### EXERCISE OBJECTIVE
Return the complete listing that follows, with each line reproduced exactly.

:: PROVIDED ENTRIES

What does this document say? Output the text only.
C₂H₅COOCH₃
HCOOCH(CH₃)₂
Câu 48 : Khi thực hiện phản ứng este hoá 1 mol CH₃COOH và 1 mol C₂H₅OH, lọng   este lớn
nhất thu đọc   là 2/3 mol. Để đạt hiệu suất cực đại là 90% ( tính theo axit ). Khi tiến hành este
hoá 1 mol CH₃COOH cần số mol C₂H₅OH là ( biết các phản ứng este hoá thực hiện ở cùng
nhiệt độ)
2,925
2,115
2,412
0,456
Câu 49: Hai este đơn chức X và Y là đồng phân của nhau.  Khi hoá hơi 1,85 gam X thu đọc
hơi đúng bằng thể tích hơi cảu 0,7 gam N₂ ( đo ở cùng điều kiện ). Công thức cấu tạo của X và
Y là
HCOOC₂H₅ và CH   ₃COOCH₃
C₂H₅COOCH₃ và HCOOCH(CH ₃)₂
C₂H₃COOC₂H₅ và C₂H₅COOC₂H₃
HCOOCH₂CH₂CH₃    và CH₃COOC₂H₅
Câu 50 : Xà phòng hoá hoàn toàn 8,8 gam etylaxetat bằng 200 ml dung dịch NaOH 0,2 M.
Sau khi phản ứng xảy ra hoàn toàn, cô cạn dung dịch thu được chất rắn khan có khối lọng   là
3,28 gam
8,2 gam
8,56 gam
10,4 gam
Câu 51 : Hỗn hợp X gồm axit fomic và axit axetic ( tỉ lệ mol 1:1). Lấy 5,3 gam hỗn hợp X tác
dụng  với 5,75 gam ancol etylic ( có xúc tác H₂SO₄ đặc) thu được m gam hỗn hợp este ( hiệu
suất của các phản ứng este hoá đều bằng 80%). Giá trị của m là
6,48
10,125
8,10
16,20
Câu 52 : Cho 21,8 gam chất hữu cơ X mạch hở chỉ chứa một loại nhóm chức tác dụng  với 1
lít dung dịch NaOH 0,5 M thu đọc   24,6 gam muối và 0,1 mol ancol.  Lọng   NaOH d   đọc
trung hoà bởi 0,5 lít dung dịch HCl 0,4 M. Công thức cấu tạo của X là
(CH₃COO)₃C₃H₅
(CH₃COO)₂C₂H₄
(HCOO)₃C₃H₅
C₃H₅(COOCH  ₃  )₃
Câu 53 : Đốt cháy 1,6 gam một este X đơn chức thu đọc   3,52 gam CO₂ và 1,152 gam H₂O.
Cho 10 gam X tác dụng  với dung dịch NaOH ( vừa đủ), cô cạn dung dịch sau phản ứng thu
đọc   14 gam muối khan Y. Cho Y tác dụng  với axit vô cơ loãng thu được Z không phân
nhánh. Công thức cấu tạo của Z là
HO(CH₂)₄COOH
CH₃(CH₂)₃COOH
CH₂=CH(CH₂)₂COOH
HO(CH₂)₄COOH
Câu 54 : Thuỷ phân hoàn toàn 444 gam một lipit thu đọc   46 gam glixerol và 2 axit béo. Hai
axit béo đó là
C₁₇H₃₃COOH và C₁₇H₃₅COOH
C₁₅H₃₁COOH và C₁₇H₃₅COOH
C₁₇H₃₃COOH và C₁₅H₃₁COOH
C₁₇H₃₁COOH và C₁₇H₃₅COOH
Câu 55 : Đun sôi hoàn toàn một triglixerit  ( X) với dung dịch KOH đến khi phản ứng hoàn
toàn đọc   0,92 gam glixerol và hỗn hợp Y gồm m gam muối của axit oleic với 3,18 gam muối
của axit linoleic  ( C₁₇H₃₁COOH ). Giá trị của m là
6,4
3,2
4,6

::::

### TASK RESPONSE
What does this document say? Output the text only.
C₂H₅COOCH₃
HCOOCH(CH₃)₂
Câu 48 : Khi thực hiện phản ứng este hoá 1 mol CH₃COOH và 1 mol C₂H₅OH, lọng   este lớn
nhất thu đọc   là 2/3 mol. Để đạt hiệu suất cực đại là 90% ( tính theo axit ). Khi tiến hành este
hoá 1 mol CH₃COOH cần số mol C₂H₅OH là ( biết các phản ứng este hoá thực hiện ở cùng
nhiệt độ)
2,925
2,115
2,412
0,456
Câu 49: Hai este đơn chức X và Y là đồng phân của nhau.  Khi hoá hơi 1,85 gam X thu đọc
hơi đúng bằng thể tích hơi cảu 0,7 gam N₂ ( đo ở cùng điều kiện ). Công thức cấu tạo của X và
Y là
HCOOC₂H₅ và CH   ₃COOCH₃
C₂H₅COOCH₃ và HCOOCH(CH ₃)₂
C₂H₃COOC₂H₅ và C₂H₅COOC₂H₃
HCOOCH₂CH₂CH₃    và CH₃COOC₂H₅
Câu 50 : Xà phòng hoá hoàn toàn 8,8 gam etylaxetat bằng 200 ml dung dịch NaOH 0,2 M.
Sau khi phản ứng xảy ra hoàn toàn, cô cạn dung dịch thu được chất rắn khan có khối lọng   là
3,28 gam
8,2 gam
8,56 gam
10,4 gam
Câu 51 : Hỗn hợp X gồm axit fomic và axit axetic ( tỉ lệ mol 1:1). Lấy 5,3 gam hỗn hợp X tác
dụng  với 5,75 gam ancol etylic ( có xúc tác H₂SO₄ đặc) thu được m gam hỗn hợp este ( hiệu
suất của các phản ứng este hoá đều bằng 80%). Giá trị của m là
6,48
10,125
8,10
16,20
Câu 52 : Cho 21,8 gam chất hữu cơ X mạch hở chỉ chứa một loại nhóm chức tác dụng  với 1
lít dung dịch NaOH 0,5 M thu đọc   24,6 gam muối và 0,1 mol ancol.  Lọng   NaOH d   đọc
trung hoà bởi 0,5 lít dung dịch HCl 0,4 M. Công thức cấu tạo của X là
(CH₃COO)₃C₃H₅
(CH₃COO)₂C₂H₄
(HCOO)₃C₃H₅
C₃H₅(COOCH  ₃  )₃
Câu 53 : Đốt cháy 1,6 gam một este X đơn chức thu đọc   3,52 gam CO₂ và 1,152 gam H₂O.
Cho 10 gam X tác dụng  với dung dịch NaOH ( vừa đủ), cô cạn dung dịch sau phản ứng thu
đọc   14 gam muối khan Y. Cho Y tác dụng  với axit vô cơ loãng thu được Z không phân
nhánh. Công thức cấu tạo của Z là
HO(CH₂)₄COOH
CH₃(CH₂)₃COOH
CH₂=CH(CH₂)₂COOH
HO(CH₂)₄COOH
Câu 54 : Thuỷ phân hoàn toàn 444 gam một lipit thu đọc   46 gam glixerol và 2 axit béo. Hai
axit béo đó là
C₁₇H₃₃COOH và C₁₇H₃₅COOH
C₁₅H₃₁COOH và C₁₇H₃₅COOH
C₁₇H₃₃COOH và C₁₅H₃₁COOH
C₁₇H₃₁COOH và C₁₇H₃₅COOH
Câu 55 : Đun sôi hoàn toàn một triglixerit  ( X) với dung dịch KOH đến khi phản ứng hoàn
toàn đọc   0,92 gam glixerol và hỗn hợp Y gồm m gam muối của axit oleic với 3,18 gam muối
của axit linoleic  ( C₁₇H₃₁COOH ). Giá trị của m là
6,4
3,2
4,6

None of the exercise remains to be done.